Provide a single number: the count of lines containing the string "ὅπου".

⁂

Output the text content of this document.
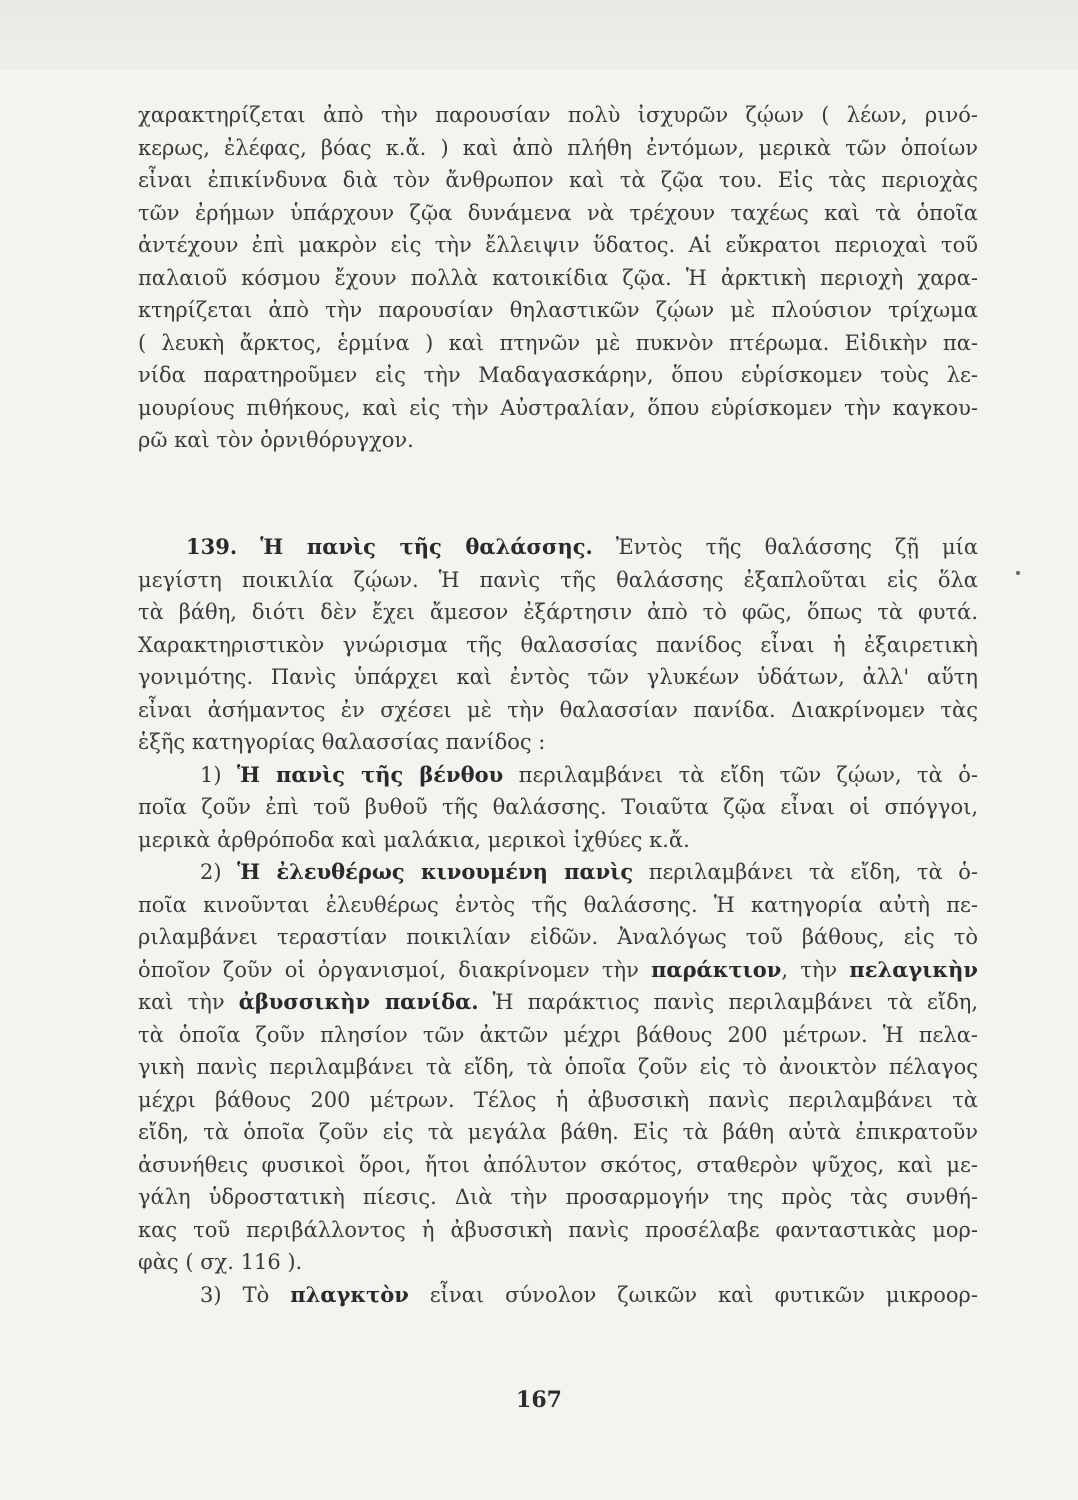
χαρακτηρίζεται ἀπὸ τὴν παρουσίαν πολὺ ἰσχυρῶν ζῴων ( λέων, ρινό-
κερως, ἐλέφας, βόας κ.ἄ. ) καὶ ἀπὸ πλήθη ἐντόμων, μερικὰ τῶν ὁποίων
εἶναι ἐπικίνδυνα διὰ τὸν ἄνθρωπον καὶ τὰ ζῷα του. Εἰς τὰς περιοχὰς
τῶν ἐρήμων ὑπάρχουν ζῷα δυνάμενα νὰ τρέχουν ταχέως καὶ τὰ ὁποῖα
ἀντέχουν ἐπὶ μακρὸν εἰς τὴν ἔλλειψιν ὕδατος. Αἱ εὔκρατοι περιοχαὶ τοῦ
παλαιοῦ κόσμου ἔχουν πολλὰ κατοικίδια ζῷα. Ἡ ἀρκτικὴ περιοχὴ χαρα-
κτηρίζεται ἀπὸ τὴν παρουσίαν θηλαστικῶν ζῴων μὲ πλούσιον τρίχωμα
( λευκὴ ἄρκτος, ἑρμίνα ) καὶ πτηνῶν μὲ πυκνὸν πτέρωμα. Εἰδικὴν πα-
νίδα παρατηροῦμεν εἰς τὴν Μαδαγασκάρην, ὅπου εὑρίσκομεν τοὺς λε-
μουρίους πιθήκους, καὶ εἰς τὴν Αὐστραλίαν, ὅπου εὑρίσκομεν τὴν καγκου-
ρῶ καὶ τὸν ὀρνιθόρυγχον.
139. Ἡ πανὶς τῆς θαλάσσης. Ἐντὸς τῆς θαλάσσης ζῇ μία
μεγίστη ποικιλία ζῴων. Ἡ πανὶς τῆς θαλάσσης ἐξαπλοῦται εἰς ὅλα
τὰ βάθη, διότι δὲν ἔχει ἄμεσον ἐξάρτησιν ἀπὸ τὸ φῶς, ὅπως τὰ φυτά.
Χαρακτηριστικὸν γνώρισμα τῆς θαλασσίας πανίδος εἶναι ἡ ἐξαιρετικὴ
γονιμότης. Πανὶς ὑπάρχει καὶ ἐντὸς τῶν γλυκέων ὑδάτων, ἀλλ' αὕτη
εἶναι ἀσήμαντος ἐν σχέσει μὲ τὴν θαλασσίαν πανίδα. Διακρίνομεν τὰς
ἑξῆς κατηγορίας θαλασσίας πανίδος :
1) Ἡ πανὶς τῆς βένθου περιλαμβάνει τὰ εἴδη τῶν ζῴων, τὰ ὁ-
ποῖα ζοῦν ἐπὶ τοῦ βυθοῦ τῆς θαλάσσης. Τοιαῦτα ζῷα εἶναι οἱ σπόγγοι,
μερικὰ ἀρθρόποδα καὶ μαλάκια, μερικοὶ ἰχθύες κ.ἄ.
2) Ἡ ἐλευθέρως κινουμένη πανὶς περιλαμβάνει τὰ εἴδη, τὰ ὁ-
ποῖα κινοῦνται ἐλευθέρως ἐντὸς τῆς θαλάσσης. Ἡ κατηγορία αὐτὴ πε-
ριλαμβάνει τεραστίαν ποικιλίαν εἰδῶν. Ἀναλόγως τοῦ βάθους, εἰς τὸ
ὁποῖον ζοῦν οἱ ὀργανισμοί, διακρίνομεν τὴν παράκτιον, τὴν πελαγικὴν
καὶ τὴν ἀβυσσικὴν πανίδα. Ἡ παράκτιος πανὶς περιλαμβάνει τὰ εἴδη,
τὰ ὁποῖα ζοῦν πλησίον τῶν ἀκτῶν μέχρι βάθους 200 μέτρων. Ἡ πελα-
γικὴ πανὶς περιλαμβάνει τὰ εἴδη, τὰ ὁποῖα ζοῦν εἰς τὸ ἀνοικτὸν πέλαγος
μέχρι βάθους 200 μέτρων. Τέλος ἡ ἀβυσσικὴ πανὶς περιλαμβάνει τὰ
εἴδη, τὰ ὁποῖα ζοῦν εἰς τὰ μεγάλα βάθη. Εἰς τὰ βάθη αὐτὰ ἐπικρατοῦν
ἀσυνήθεις φυσικοὶ ὅροι, ἤτοι ἀπόλυτον σκότος, σταθερὸν ψῦχος, καὶ με-
γάλη ὑδροστατικὴ πίεσις. Διὰ τὴν προσαρμογήν της πρὸς τὰς συνθή-
κας τοῦ περιβάλλοντος ἡ ἀβυσσικὴ πανὶς προσέλαβε φανταστικὰς μορ-
φὰς ( σχ. 116 ).
3) Τὸ πλαγκτὸν εἶναι σύνολον ζωικῶν καὶ φυτικῶν μικροορ-
167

⁂

_Written solution_
2